[begin Records supplied]
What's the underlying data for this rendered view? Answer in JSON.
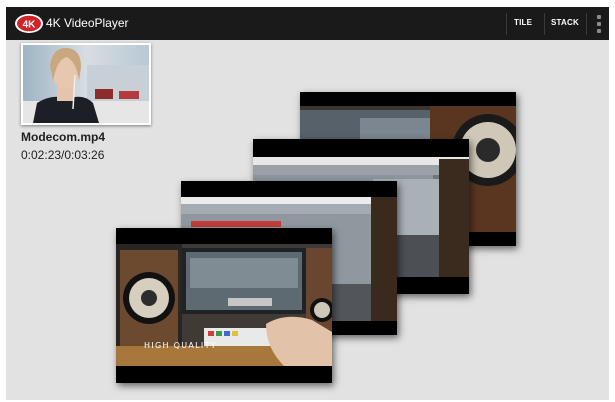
{
  "app": {
    "logo_text": "4K",
    "title": "4K VideoPlayer"
  },
  "actionbar": {
    "tile_label": "TILE",
    "stack_label": "STACK",
    "overflow_icon": "overflow-menu-icon"
  },
  "video": {
    "name": "Modecom.mp4",
    "time": "0:02:23/0:03:26"
  },
  "stack": {
    "caption": "HIGH QUALITY"
  },
  "colors": {
    "actionbar": "#1a1a1a",
    "background": "#e2e2e2",
    "logo_red": "#d0232a"
  }
}
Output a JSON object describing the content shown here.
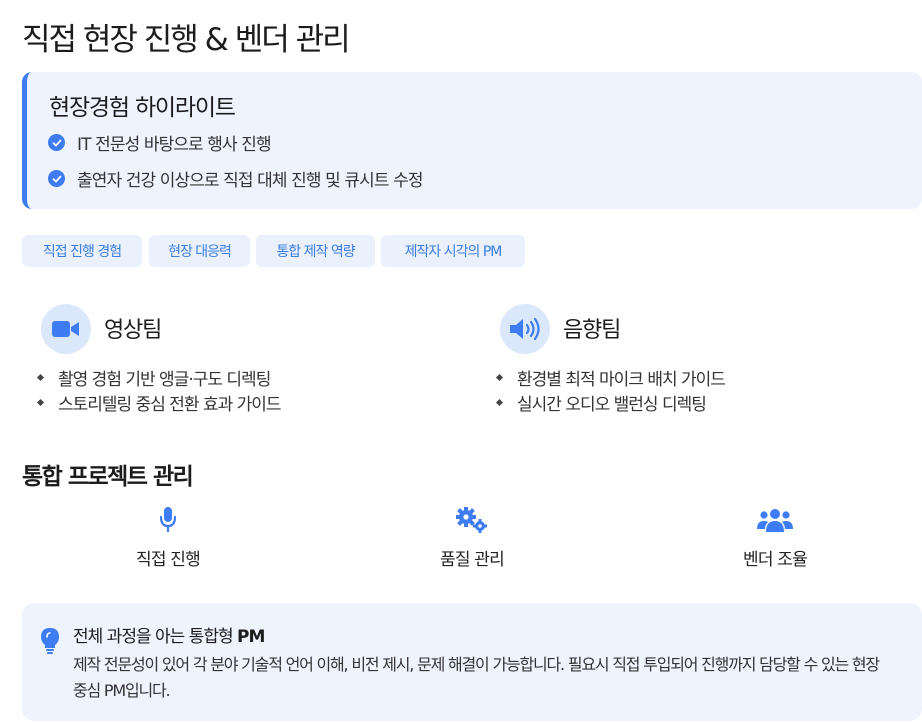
[end Records supplied]
What the task asks:
Are you able to set down all the lines above exactly, without any pictures?

Task solution:
What's the underlying data for this rendered view? Answer in JSON.
{
  "app": {
    "logo_text": "4K",
    "title": "4K VideoPlayer"
  },
  "actionbar": {
    "tile_label": "TILE",
    "stack_label": "STACK",
    "overflow_icon": "overflow-menu-icon"
  },
  "video": {
    "name": "Modecom.mp4",
    "time": "0:02:23/0:03:26"
  },
  "stack": {
    "caption": "HIGH QUALITY"
  },
  "colors": {
    "actionbar": "#1a1a1a",
    "background": "#e2e2e2",
    "logo_red": "#d0232a"
  }
}
Output a JSON object describing the content shown here.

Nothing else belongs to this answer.